### SHORT EXERCISE
Copy out, from the entries below, each line holding the string "Federal".

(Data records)
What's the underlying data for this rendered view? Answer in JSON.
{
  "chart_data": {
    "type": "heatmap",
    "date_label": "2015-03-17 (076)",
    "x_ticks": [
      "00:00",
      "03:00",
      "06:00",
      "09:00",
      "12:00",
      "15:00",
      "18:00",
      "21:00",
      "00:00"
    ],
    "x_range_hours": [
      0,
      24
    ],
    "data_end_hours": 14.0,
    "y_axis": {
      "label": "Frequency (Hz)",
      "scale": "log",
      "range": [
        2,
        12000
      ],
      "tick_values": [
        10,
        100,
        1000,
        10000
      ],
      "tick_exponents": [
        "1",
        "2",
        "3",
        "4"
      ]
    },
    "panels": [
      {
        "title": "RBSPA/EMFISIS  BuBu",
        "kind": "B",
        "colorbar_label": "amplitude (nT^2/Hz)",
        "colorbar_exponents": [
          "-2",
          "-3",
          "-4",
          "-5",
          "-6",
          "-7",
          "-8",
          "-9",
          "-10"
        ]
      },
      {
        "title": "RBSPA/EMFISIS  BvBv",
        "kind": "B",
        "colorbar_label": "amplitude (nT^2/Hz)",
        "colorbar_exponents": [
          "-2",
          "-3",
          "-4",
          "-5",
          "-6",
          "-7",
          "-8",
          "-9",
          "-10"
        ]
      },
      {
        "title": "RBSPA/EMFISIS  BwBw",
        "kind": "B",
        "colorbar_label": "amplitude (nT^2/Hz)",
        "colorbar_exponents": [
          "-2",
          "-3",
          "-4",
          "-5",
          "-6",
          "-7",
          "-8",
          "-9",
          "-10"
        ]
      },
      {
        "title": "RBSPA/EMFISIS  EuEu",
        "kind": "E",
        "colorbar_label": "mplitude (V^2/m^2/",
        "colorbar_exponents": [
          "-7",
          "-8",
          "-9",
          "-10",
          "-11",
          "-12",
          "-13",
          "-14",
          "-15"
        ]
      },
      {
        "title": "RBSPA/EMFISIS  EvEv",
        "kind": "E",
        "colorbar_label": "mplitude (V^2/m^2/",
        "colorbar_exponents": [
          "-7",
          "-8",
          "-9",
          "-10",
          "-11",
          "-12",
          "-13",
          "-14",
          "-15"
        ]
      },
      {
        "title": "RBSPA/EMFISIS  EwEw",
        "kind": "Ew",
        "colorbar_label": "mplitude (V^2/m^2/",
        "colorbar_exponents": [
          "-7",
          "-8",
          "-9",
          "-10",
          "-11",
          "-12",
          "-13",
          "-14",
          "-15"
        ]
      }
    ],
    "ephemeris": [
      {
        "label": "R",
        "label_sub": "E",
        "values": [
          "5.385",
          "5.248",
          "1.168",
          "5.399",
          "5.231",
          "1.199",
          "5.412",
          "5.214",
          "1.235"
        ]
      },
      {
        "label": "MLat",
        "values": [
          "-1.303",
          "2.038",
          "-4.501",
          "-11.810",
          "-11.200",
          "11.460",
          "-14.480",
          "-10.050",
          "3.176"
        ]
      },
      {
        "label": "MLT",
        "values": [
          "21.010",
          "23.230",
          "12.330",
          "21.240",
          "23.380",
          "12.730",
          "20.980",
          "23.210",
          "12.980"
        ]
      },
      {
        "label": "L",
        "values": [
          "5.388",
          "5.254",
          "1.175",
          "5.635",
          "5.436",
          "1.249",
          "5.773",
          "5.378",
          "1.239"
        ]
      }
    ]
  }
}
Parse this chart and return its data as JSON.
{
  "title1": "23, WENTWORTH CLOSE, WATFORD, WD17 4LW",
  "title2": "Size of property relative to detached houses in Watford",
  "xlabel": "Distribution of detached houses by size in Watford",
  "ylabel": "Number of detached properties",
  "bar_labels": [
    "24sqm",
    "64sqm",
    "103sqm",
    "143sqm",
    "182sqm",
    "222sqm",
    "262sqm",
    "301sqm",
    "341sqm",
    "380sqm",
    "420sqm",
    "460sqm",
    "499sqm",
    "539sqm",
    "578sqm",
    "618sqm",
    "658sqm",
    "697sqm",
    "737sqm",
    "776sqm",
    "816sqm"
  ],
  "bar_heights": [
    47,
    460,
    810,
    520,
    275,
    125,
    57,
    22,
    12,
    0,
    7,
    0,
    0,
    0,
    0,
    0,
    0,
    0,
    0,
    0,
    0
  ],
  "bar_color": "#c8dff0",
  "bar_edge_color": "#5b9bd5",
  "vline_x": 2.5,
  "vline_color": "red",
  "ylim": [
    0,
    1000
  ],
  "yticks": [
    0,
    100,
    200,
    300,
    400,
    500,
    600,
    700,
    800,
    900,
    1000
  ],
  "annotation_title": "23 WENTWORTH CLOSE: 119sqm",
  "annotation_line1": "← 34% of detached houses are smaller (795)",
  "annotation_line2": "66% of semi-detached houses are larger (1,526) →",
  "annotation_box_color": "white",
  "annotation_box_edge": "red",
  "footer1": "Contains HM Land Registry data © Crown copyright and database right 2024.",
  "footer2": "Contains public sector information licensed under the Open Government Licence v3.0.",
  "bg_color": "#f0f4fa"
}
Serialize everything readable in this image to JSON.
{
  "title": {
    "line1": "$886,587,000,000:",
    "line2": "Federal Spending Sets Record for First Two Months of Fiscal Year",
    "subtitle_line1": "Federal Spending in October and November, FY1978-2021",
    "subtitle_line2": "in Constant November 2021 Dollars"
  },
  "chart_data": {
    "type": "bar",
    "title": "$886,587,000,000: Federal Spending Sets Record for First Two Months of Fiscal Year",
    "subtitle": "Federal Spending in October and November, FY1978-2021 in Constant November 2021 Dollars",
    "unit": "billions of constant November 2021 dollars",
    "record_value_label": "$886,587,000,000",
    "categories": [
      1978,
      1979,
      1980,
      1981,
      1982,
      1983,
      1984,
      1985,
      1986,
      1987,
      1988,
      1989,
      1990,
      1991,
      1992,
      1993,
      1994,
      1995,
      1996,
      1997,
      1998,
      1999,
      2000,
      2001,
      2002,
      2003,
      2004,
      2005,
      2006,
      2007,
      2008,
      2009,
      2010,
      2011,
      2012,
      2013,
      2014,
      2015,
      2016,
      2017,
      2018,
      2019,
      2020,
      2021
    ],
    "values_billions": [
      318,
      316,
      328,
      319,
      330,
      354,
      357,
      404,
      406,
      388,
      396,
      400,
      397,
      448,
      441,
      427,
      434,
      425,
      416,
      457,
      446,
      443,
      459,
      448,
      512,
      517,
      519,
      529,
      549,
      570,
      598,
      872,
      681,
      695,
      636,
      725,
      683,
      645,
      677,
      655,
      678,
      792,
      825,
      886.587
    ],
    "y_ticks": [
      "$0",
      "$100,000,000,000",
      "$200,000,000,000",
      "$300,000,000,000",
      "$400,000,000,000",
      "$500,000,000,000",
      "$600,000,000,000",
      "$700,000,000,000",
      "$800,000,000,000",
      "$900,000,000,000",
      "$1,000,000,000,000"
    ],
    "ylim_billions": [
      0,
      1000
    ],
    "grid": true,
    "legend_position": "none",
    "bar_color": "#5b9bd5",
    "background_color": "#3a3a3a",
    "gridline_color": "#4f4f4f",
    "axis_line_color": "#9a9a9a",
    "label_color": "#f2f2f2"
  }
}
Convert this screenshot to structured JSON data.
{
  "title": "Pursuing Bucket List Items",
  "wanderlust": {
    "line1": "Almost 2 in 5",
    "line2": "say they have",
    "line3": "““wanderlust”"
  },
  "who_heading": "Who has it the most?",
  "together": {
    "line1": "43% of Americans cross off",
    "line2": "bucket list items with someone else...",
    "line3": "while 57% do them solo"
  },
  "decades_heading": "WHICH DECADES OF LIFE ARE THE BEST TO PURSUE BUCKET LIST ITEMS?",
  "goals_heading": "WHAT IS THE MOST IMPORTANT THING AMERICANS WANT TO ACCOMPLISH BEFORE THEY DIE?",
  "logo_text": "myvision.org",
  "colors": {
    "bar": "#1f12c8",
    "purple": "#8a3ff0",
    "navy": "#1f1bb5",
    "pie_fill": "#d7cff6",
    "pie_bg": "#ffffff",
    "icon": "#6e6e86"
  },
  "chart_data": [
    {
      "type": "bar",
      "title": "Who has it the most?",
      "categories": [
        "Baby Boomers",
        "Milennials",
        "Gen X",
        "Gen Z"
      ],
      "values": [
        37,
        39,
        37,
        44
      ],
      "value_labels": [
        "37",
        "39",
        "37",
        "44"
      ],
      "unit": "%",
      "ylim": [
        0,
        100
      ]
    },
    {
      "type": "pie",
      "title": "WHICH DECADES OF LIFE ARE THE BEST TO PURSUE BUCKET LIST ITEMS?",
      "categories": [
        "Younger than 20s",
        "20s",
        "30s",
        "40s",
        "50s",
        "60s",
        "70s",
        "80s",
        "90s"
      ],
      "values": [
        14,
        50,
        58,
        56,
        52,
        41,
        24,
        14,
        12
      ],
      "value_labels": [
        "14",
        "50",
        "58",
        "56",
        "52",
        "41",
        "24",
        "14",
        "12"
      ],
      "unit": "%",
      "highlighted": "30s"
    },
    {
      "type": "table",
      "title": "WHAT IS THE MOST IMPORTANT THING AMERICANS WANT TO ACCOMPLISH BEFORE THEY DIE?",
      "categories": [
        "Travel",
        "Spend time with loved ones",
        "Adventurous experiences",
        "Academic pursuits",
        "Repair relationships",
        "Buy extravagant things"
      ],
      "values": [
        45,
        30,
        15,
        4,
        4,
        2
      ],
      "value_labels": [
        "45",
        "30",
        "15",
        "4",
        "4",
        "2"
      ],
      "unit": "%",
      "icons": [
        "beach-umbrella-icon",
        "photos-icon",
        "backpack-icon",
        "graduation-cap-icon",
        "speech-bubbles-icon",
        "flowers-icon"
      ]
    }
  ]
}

### RESPONSE
    "line2": "Federal Spending Sets Record for First Two Months of Fiscal Year",
    "subtitle_line1": "Federal Spending in October and November, FY1978-2021",
    "title": "$886,587,000,000: Federal Spending Sets Record for First Two Months of Fiscal Year",
    "subtitle": "Federal Spending in October and November, FY1978-2021 in Constant November 2021 Dollars",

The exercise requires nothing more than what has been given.